Your goal
Copy every entry exactly as given, minus the images.

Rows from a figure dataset
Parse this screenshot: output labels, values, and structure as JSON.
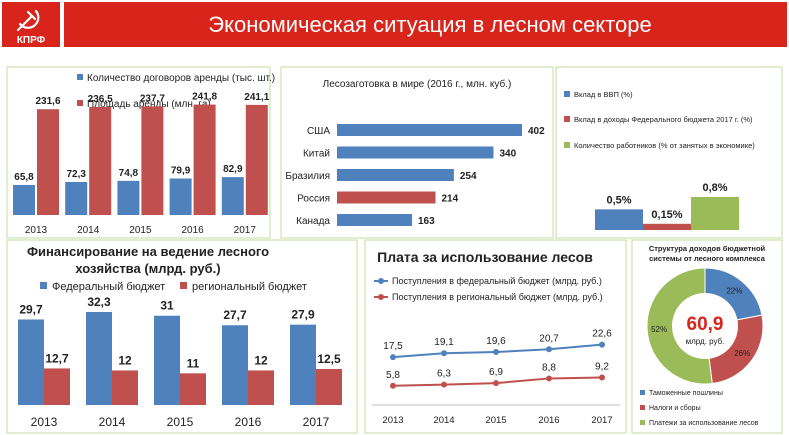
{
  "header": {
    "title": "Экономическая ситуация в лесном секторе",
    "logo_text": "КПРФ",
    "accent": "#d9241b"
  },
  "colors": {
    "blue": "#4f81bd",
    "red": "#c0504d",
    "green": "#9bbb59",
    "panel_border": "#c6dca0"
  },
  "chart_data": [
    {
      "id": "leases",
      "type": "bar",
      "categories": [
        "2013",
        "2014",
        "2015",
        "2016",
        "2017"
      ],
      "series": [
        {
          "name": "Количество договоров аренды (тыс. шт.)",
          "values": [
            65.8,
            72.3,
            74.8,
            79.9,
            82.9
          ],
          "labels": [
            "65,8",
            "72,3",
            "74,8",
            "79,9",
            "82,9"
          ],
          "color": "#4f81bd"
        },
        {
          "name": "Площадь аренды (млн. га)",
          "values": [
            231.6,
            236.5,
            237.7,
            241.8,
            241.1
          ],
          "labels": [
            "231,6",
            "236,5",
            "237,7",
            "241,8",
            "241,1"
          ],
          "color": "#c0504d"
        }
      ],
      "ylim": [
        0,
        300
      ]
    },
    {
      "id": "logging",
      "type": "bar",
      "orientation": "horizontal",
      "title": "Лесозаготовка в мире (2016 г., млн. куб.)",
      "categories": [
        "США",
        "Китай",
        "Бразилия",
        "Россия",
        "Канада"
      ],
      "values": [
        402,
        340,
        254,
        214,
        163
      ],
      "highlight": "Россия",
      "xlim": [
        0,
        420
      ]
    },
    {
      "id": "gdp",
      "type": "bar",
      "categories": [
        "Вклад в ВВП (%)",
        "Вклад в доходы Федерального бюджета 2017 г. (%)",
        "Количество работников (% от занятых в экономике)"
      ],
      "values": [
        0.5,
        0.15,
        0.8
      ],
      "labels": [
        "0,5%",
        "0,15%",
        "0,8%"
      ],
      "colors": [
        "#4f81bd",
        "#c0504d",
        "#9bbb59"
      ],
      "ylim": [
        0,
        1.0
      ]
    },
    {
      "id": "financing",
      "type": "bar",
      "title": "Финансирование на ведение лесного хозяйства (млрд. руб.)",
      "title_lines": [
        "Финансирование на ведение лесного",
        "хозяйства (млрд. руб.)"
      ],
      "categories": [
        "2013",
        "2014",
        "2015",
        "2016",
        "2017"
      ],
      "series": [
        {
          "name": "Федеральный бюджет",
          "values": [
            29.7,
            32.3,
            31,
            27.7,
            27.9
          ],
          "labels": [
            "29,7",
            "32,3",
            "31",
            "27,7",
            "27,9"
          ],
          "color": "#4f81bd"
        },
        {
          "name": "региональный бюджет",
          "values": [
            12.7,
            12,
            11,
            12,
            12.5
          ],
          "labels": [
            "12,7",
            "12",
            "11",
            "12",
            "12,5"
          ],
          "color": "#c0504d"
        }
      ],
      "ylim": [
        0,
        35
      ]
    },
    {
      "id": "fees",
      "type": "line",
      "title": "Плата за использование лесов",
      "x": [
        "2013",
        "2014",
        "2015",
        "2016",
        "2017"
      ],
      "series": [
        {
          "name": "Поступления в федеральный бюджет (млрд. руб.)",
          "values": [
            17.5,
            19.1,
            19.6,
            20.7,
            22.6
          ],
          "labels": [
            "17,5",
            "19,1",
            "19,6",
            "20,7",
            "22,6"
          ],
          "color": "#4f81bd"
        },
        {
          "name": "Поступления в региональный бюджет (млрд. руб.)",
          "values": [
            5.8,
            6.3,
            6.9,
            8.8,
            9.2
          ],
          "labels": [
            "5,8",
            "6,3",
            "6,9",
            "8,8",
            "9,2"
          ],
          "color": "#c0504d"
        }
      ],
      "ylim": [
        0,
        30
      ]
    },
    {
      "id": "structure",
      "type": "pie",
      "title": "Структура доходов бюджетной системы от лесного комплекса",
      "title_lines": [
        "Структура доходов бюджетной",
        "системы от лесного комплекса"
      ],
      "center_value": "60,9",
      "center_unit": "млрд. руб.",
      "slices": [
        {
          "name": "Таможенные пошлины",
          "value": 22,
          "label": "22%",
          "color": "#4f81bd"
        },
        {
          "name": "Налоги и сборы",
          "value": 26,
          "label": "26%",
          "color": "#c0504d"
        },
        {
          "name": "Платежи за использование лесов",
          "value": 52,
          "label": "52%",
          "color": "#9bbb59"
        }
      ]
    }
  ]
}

Solution below
Parse this screenshot: output labels, values, and structure as JSON.
{
  "header": {
    "title": "Экономическая ситуация в лесном секторе",
    "logo_text": "КПРФ",
    "accent": "#d9241b"
  },
  "colors": {
    "blue": "#4f81bd",
    "red": "#c0504d",
    "green": "#9bbb59",
    "panel_border": "#c6dca0"
  },
  "chart_data": [
    {
      "id": "leases",
      "type": "bar",
      "categories": [
        "2013",
        "2014",
        "2015",
        "2016",
        "2017"
      ],
      "series": [
        {
          "name": "Количество договоров аренды (тыс. шт.)",
          "values": [
            65.8,
            72.3,
            74.8,
            79.9,
            82.9
          ],
          "labels": [
            "65,8",
            "72,3",
            "74,8",
            "79,9",
            "82,9"
          ],
          "color": "#4f81bd"
        },
        {
          "name": "Площадь аренды (млн. га)",
          "values": [
            231.6,
            236.5,
            237.7,
            241.8,
            241.1
          ],
          "labels": [
            "231,6",
            "236,5",
            "237,7",
            "241,8",
            "241,1"
          ],
          "color": "#c0504d"
        }
      ],
      "ylim": [
        0,
        300
      ]
    },
    {
      "id": "logging",
      "type": "bar",
      "orientation": "horizontal",
      "title": "Лесозаготовка в мире (2016 г., млн. куб.)",
      "categories": [
        "США",
        "Китай",
        "Бразилия",
        "Россия",
        "Канада"
      ],
      "values": [
        402,
        340,
        254,
        214,
        163
      ],
      "highlight": "Россия",
      "xlim": [
        0,
        420
      ]
    },
    {
      "id": "gdp",
      "type": "bar",
      "categories": [
        "Вклад в ВВП (%)",
        "Вклад в доходы Федерального бюджета 2017 г. (%)",
        "Количество работников (% от занятых в экономике)"
      ],
      "values": [
        0.5,
        0.15,
        0.8
      ],
      "labels": [
        "0,5%",
        "0,15%",
        "0,8%"
      ],
      "colors": [
        "#4f81bd",
        "#c0504d",
        "#9bbb59"
      ],
      "ylim": [
        0,
        1.0
      ]
    },
    {
      "id": "financing",
      "type": "bar",
      "title": "Финансирование на ведение лесного хозяйства (млрд. руб.)",
      "title_lines": [
        "Финансирование на ведение лесного",
        "хозяйства (млрд. руб.)"
      ],
      "categories": [
        "2013",
        "2014",
        "2015",
        "2016",
        "2017"
      ],
      "series": [
        {
          "name": "Федеральный бюджет",
          "values": [
            29.7,
            32.3,
            31,
            27.7,
            27.9
          ],
          "labels": [
            "29,7",
            "32,3",
            "31",
            "27,7",
            "27,9"
          ],
          "color": "#4f81bd"
        },
        {
          "name": "региональный бюджет",
          "values": [
            12.7,
            12,
            11,
            12,
            12.5
          ],
          "labels": [
            "12,7",
            "12",
            "11",
            "12",
            "12,5"
          ],
          "color": "#c0504d"
        }
      ],
      "ylim": [
        0,
        35
      ]
    },
    {
      "id": "fees",
      "type": "line",
      "title": "Плата за использование лесов",
      "x": [
        "2013",
        "2014",
        "2015",
        "2016",
        "2017"
      ],
      "series": [
        {
          "name": "Поступления в федеральный бюджет (млрд. руб.)",
          "values": [
            17.5,
            19.1,
            19.6,
            20.7,
            22.6
          ],
          "labels": [
            "17,5",
            "19,1",
            "19,6",
            "20,7",
            "22,6"
          ],
          "color": "#4f81bd"
        },
        {
          "name": "Поступления в региональный бюджет (млрд. руб.)",
          "values": [
            5.8,
            6.3,
            6.9,
            8.8,
            9.2
          ],
          "labels": [
            "5,8",
            "6,3",
            "6,9",
            "8,8",
            "9,2"
          ],
          "color": "#c0504d"
        }
      ],
      "ylim": [
        0,
        30
      ]
    },
    {
      "id": "structure",
      "type": "pie",
      "title": "Структура доходов бюджетной системы от лесного комплекса",
      "title_lines": [
        "Структура доходов бюджетной",
        "системы от лесного комплекса"
      ],
      "center_value": "60,9",
      "center_unit": "млрд. руб.",
      "slices": [
        {
          "name": "Таможенные пошлины",
          "value": 22,
          "label": "22%",
          "color": "#4f81bd"
        },
        {
          "name": "Налоги и сборы",
          "value": 26,
          "label": "26%",
          "color": "#c0504d"
        },
        {
          "name": "Платежи за использование лесов",
          "value": 52,
          "label": "52%",
          "color": "#9bbb59"
        }
      ]
    }
  ]
}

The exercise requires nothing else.